▶ Request: Of all the lines here, how many include the string "settings"? Answer with the number only.

▶ Given entries:
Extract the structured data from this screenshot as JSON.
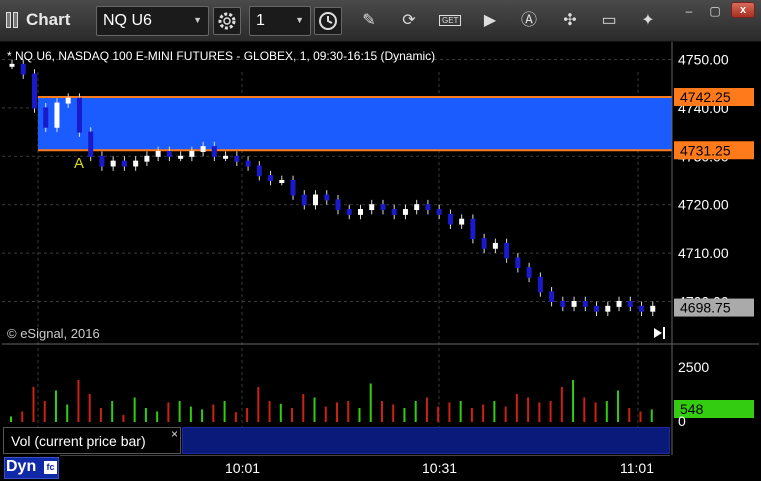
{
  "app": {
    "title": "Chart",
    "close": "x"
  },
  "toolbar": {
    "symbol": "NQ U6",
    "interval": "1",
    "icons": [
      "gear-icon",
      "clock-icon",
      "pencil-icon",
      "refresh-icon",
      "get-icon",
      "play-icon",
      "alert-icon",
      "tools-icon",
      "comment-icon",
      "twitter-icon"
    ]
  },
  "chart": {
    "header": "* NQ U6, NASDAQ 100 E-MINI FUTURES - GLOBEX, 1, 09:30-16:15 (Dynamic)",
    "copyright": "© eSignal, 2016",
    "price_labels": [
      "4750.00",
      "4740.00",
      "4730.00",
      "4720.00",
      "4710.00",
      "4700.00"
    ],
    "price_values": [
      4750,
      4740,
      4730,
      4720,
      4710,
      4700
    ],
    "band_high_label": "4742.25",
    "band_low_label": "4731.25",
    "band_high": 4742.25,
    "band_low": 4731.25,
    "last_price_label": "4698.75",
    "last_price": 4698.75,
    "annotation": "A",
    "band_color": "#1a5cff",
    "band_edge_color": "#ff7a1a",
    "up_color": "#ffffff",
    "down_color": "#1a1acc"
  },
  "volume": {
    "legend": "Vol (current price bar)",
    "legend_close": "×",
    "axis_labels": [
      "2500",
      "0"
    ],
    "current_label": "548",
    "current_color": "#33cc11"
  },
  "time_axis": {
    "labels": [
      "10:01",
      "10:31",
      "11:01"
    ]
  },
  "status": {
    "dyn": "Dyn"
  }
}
---
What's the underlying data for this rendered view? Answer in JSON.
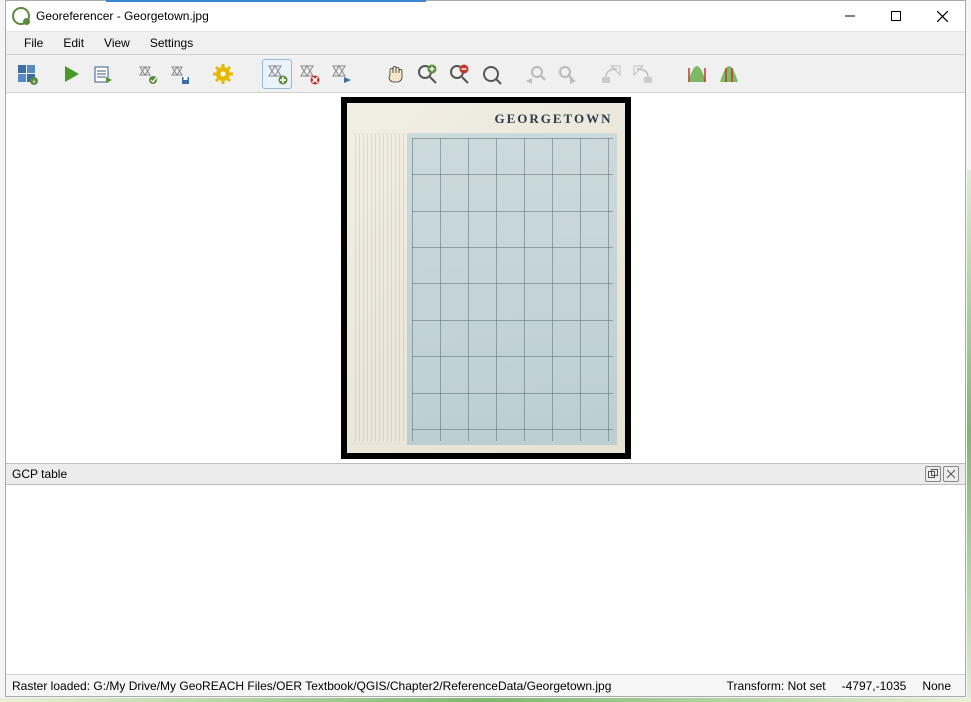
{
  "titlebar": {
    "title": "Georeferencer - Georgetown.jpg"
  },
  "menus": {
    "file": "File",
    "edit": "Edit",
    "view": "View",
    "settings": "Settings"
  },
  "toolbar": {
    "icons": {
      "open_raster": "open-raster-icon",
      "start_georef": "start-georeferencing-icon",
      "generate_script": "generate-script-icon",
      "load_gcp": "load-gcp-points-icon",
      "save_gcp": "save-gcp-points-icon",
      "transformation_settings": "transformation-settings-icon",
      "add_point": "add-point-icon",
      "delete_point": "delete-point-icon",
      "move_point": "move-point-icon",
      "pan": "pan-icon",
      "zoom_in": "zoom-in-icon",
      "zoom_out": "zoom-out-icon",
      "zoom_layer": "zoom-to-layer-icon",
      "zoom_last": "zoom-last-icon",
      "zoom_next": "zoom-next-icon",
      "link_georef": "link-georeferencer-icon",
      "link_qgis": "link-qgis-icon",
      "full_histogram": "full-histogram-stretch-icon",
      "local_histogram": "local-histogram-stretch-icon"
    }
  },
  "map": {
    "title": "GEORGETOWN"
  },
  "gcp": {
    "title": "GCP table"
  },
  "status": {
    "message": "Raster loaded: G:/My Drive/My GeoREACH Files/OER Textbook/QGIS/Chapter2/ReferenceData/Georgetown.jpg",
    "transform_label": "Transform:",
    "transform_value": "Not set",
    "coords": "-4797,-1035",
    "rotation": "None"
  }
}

▶ Solution: 2